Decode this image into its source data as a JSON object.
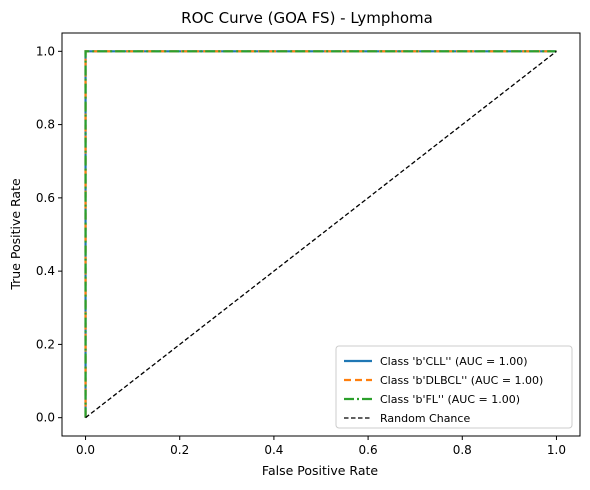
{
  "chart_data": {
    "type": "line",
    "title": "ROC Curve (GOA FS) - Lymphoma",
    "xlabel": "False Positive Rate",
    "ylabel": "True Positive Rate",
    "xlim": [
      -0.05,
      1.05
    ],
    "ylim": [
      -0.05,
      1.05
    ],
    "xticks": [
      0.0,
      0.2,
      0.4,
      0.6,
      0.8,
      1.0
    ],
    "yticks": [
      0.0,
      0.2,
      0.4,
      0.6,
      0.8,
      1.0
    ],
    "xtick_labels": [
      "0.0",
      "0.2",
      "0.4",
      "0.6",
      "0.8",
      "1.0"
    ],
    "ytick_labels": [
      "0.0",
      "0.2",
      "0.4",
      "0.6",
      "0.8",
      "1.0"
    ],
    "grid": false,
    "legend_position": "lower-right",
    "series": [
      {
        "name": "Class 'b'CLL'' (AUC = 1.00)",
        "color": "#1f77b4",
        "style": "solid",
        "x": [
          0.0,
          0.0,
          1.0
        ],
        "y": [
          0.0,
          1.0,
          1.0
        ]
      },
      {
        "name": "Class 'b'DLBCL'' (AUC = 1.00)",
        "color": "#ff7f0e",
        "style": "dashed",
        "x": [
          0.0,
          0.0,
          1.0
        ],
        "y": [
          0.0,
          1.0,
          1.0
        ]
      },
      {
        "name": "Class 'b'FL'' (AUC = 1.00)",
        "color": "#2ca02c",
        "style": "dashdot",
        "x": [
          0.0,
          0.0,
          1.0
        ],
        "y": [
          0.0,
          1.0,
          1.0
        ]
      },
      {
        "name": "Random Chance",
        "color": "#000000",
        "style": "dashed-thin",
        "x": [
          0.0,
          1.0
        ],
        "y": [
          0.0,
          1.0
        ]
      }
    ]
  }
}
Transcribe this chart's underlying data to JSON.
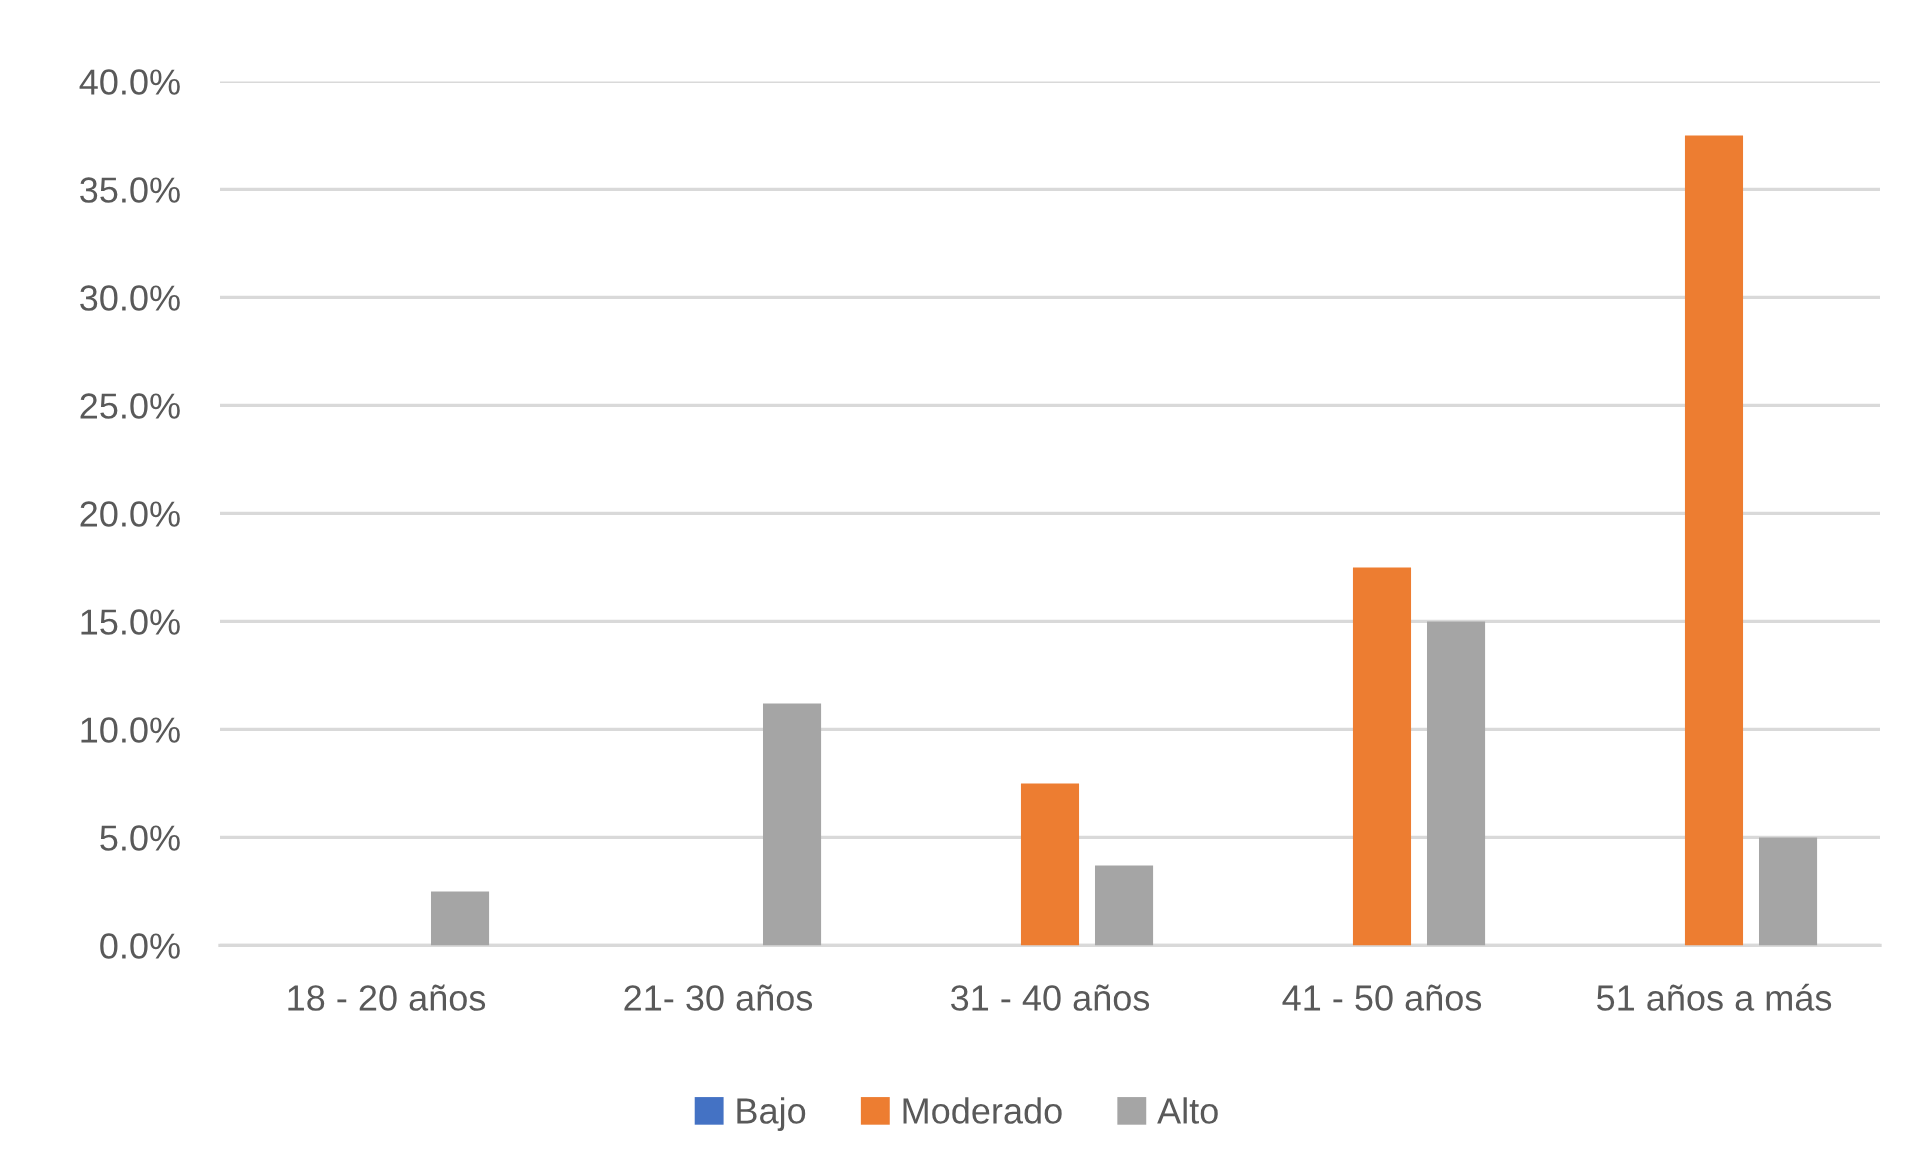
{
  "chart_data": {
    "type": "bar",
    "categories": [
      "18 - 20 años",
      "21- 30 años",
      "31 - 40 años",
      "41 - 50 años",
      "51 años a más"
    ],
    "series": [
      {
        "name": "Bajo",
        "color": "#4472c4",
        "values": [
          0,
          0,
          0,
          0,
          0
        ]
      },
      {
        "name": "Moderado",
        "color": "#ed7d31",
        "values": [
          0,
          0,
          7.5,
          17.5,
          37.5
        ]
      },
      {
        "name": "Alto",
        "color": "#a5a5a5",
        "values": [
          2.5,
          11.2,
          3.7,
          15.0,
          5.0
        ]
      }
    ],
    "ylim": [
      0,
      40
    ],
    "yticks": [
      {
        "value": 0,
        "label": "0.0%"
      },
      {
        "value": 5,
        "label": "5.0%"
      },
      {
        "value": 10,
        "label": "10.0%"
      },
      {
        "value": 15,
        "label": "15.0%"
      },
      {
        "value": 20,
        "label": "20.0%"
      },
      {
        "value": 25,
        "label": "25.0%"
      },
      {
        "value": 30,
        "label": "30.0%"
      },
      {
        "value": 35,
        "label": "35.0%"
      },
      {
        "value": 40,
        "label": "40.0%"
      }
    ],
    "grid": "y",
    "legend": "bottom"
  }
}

Work instructions:
Above are the entries; count how many of their lines contain the word "Class" and give only that number.

Final result:
3